**What this task involves**
Scan the records for the string "page"; copy each line where it occurs.

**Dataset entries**
------------------------

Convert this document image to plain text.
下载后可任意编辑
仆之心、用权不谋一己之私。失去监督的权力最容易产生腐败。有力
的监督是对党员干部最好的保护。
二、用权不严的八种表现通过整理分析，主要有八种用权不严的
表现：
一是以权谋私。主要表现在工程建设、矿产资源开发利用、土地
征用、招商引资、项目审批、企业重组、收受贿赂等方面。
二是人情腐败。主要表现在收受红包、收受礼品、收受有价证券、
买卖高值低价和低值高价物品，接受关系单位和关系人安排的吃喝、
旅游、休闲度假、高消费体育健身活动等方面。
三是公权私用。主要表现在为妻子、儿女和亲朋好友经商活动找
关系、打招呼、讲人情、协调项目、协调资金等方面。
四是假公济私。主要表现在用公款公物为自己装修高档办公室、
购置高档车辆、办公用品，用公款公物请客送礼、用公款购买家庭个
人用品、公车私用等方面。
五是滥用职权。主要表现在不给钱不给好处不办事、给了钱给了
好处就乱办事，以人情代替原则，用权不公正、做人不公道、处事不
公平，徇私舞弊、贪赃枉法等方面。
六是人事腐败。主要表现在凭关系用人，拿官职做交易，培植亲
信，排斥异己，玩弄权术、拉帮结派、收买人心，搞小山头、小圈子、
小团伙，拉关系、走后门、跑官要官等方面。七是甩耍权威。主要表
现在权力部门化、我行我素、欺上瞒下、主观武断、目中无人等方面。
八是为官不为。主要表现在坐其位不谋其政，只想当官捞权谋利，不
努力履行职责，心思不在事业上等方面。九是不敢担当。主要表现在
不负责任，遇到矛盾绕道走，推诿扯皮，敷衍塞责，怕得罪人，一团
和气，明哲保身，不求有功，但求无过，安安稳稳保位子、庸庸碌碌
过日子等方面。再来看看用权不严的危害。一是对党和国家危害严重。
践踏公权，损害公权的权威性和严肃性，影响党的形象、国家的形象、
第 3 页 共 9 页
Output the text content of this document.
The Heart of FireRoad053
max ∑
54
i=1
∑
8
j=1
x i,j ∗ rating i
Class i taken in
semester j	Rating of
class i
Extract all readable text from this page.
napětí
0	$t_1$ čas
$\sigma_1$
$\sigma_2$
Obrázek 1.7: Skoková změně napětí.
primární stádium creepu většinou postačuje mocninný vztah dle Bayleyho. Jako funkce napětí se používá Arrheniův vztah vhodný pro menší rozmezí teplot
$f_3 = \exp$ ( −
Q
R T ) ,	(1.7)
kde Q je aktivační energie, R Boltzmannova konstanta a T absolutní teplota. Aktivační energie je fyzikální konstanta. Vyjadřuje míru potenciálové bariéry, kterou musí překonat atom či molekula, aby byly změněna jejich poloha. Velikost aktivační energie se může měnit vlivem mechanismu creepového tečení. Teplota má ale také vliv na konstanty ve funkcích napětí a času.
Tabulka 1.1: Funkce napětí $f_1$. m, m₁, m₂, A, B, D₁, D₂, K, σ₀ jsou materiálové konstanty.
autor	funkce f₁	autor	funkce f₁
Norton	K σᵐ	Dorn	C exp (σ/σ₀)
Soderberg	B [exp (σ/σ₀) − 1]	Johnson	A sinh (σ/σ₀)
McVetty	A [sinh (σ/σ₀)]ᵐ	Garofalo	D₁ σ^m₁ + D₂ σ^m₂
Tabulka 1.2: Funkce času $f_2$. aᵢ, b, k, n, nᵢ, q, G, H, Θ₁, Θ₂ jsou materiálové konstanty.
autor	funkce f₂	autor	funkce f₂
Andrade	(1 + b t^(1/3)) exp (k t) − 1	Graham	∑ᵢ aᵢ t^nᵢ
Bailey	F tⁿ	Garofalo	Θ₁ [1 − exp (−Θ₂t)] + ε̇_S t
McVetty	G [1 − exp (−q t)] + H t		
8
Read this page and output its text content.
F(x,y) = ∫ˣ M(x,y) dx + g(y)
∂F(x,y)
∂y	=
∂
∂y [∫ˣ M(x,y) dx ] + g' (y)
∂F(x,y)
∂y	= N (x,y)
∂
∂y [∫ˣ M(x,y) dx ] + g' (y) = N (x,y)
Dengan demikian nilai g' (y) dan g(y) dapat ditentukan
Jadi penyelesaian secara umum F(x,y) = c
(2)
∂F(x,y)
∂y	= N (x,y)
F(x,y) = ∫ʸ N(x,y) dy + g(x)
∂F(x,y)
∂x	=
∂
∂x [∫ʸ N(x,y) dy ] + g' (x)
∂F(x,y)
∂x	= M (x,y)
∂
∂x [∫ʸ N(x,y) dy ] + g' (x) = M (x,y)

------------------------

**Written solution**
Extract all readable text from this page.
Read this page and output its text content.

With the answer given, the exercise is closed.